§ TASK
Print the full listing exactly.

(Stored data)
───

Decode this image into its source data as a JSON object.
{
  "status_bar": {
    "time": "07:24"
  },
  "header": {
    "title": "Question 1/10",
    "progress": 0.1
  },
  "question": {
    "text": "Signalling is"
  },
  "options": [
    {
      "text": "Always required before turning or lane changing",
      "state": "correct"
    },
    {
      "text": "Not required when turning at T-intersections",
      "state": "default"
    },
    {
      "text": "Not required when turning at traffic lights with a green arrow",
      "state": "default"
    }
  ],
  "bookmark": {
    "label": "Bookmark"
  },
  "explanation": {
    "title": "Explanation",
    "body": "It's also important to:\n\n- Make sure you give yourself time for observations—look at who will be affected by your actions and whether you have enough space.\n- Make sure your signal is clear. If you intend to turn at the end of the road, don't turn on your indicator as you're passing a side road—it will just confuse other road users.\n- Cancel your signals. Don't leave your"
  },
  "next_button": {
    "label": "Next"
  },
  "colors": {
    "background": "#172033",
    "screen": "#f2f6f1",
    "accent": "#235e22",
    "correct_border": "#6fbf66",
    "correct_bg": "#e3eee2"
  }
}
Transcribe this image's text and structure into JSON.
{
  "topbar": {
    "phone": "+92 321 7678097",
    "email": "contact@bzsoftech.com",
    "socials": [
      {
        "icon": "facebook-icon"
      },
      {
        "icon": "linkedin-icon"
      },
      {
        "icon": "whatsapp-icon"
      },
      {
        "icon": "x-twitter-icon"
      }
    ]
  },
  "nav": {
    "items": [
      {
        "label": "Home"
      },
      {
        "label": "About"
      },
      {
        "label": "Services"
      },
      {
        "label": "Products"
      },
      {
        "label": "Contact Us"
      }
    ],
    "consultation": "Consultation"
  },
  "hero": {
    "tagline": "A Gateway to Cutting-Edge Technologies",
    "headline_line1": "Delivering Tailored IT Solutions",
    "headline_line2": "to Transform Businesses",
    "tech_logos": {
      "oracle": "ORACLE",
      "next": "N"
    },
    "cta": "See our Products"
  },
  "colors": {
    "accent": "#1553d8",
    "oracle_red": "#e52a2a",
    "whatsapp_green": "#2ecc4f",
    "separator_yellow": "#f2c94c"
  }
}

───

§ EXERCISE RESPONSE
Decode this image into its source data as a JSON object.
{
  "status_bar": {
    "time": "07:24"
  },
  "header": {
    "title": "Question 1/10",
    "progress": 0.1
  },
  "question": {
    "text": "Signalling is"
  },
  "options": [
    {
      "text": "Always required before turning or lane changing",
      "state": "correct"
    },
    {
      "text": "Not required when turning at T-intersections",
      "state": "default"
    },
    {
      "text": "Not required when turning at traffic lights with a green arrow",
      "state": "default"
    }
  ],
  "bookmark": {
    "label": "Bookmark"
  },
  "explanation": {
    "title": "Explanation",
    "body": "It's also important to:\n\n- Make sure you give yourself time for observations—look at who will be affected by your actions and whether you have enough space.\n- Make sure your signal is clear. If you intend to turn at the end of the road, don't turn on your indicator as you're passing a side road—it will just confuse other road users.\n- Cancel your signals. Don't leave your"
  },
  "next_button": {
    "label": "Next"
  },
  "colors": {
    "background": "#172033",
    "screen": "#f2f6f1",
    "accent": "#235e22",
    "correct_border": "#6fbf66",
    "correct_bg": "#e3eee2"
  }
}
Transcribe this image's text and structure into JSON.
{
  "topbar": {
    "phone": "+92 321 7678097",
    "email": "contact@bzsoftech.com",
    "socials": [
      {
        "icon": "facebook-icon"
      },
      {
        "icon": "linkedin-icon"
      },
      {
        "icon": "whatsapp-icon"
      },
      {
        "icon": "x-twitter-icon"
      }
    ]
  },
  "nav": {
    "items": [
      {
        "label": "Home"
      },
      {
        "label": "About"
      },
      {
        "label": "Services"
      },
      {
        "label": "Products"
      },
      {
        "label": "Contact Us"
      }
    ],
    "consultation": "Consultation"
  },
  "hero": {
    "tagline": "A Gateway to Cutting-Edge Technologies",
    "headline_line1": "Delivering Tailored IT Solutions",
    "headline_line2": "to Transform Businesses",
    "tech_logos": {
      "oracle": "ORACLE",
      "next": "N"
    },
    "cta": "See our Products"
  },
  "colors": {
    "accent": "#1553d8",
    "oracle_red": "#e52a2a",
    "whatsapp_green": "#2ecc4f",
    "separator_yellow": "#f2c94c"
  }
}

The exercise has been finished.